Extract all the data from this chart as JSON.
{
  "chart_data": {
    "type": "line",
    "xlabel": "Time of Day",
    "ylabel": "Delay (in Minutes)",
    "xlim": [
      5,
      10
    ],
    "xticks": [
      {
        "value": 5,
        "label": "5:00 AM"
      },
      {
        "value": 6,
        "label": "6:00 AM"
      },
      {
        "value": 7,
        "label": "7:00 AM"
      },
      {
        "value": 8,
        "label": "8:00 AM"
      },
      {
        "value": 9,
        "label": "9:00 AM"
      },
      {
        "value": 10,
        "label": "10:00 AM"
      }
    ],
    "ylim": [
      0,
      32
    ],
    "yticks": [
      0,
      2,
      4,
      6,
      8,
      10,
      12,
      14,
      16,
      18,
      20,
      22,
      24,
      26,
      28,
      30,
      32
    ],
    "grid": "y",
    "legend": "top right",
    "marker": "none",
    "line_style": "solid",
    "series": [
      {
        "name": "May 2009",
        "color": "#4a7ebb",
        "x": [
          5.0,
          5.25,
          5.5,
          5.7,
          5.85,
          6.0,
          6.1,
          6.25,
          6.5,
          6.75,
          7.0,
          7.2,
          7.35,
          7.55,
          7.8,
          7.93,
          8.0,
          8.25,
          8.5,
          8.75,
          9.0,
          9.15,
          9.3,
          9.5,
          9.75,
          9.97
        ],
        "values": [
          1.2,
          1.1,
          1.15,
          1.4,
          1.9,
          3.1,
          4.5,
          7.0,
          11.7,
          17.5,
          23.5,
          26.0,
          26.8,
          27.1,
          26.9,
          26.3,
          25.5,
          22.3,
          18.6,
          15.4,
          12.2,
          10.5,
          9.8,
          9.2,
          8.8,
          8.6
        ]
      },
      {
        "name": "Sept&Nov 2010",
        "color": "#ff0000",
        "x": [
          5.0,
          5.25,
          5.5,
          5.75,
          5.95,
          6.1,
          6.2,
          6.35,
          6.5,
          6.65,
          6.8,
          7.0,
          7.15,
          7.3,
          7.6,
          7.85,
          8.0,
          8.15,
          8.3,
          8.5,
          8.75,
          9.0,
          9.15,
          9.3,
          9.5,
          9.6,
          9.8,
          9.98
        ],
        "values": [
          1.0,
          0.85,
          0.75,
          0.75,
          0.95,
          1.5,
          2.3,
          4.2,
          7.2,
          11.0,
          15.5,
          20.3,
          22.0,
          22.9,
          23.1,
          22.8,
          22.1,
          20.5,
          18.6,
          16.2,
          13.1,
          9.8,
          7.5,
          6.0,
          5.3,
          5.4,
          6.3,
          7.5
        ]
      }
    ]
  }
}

→ Exercise prompt: Reproduce the full listing exactly.

→ Exercise result:
Extract all the data from this chart as JSON.
{
  "chart_data": {
    "type": "line",
    "xlabel": "Time of Day",
    "ylabel": "Delay (in Minutes)",
    "xlim": [
      5,
      10
    ],
    "xticks": [
      {
        "value": 5,
        "label": "5:00 AM"
      },
      {
        "value": 6,
        "label": "6:00 AM"
      },
      {
        "value": 7,
        "label": "7:00 AM"
      },
      {
        "value": 8,
        "label": "8:00 AM"
      },
      {
        "value": 9,
        "label": "9:00 AM"
      },
      {
        "value": 10,
        "label": "10:00 AM"
      }
    ],
    "ylim": [
      0,
      32
    ],
    "yticks": [
      0,
      2,
      4,
      6,
      8,
      10,
      12,
      14,
      16,
      18,
      20,
      22,
      24,
      26,
      28,
      30,
      32
    ],
    "grid": "y",
    "legend": "top right",
    "marker": "none",
    "line_style": "solid",
    "series": [
      {
        "name": "May 2009",
        "color": "#4a7ebb",
        "x": [
          5.0,
          5.25,
          5.5,
          5.7,
          5.85,
          6.0,
          6.1,
          6.25,
          6.5,
          6.75,
          7.0,
          7.2,
          7.35,
          7.55,
          7.8,
          7.93,
          8.0,
          8.25,
          8.5,
          8.75,
          9.0,
          9.15,
          9.3,
          9.5,
          9.75,
          9.97
        ],
        "values": [
          1.2,
          1.1,
          1.15,
          1.4,
          1.9,
          3.1,
          4.5,
          7.0,
          11.7,
          17.5,
          23.5,
          26.0,
          26.8,
          27.1,
          26.9,
          26.3,
          25.5,
          22.3,
          18.6,
          15.4,
          12.2,
          10.5,
          9.8,
          9.2,
          8.8,
          8.6
        ]
      },
      {
        "name": "Sept&Nov 2010",
        "color": "#ff0000",
        "x": [
          5.0,
          5.25,
          5.5,
          5.75,
          5.95,
          6.1,
          6.2,
          6.35,
          6.5,
          6.65,
          6.8,
          7.0,
          7.15,
          7.3,
          7.6,
          7.85,
          8.0,
          8.15,
          8.3,
          8.5,
          8.75,
          9.0,
          9.15,
          9.3,
          9.5,
          9.6,
          9.8,
          9.98
        ],
        "values": [
          1.0,
          0.85,
          0.75,
          0.75,
          0.95,
          1.5,
          2.3,
          4.2,
          7.2,
          11.0,
          15.5,
          20.3,
          22.0,
          22.9,
          23.1,
          22.8,
          22.1,
          20.5,
          18.6,
          16.2,
          13.1,
          9.8,
          7.5,
          6.0,
          5.3,
          5.4,
          6.3,
          7.5
        ]
      }
    ]
  }
}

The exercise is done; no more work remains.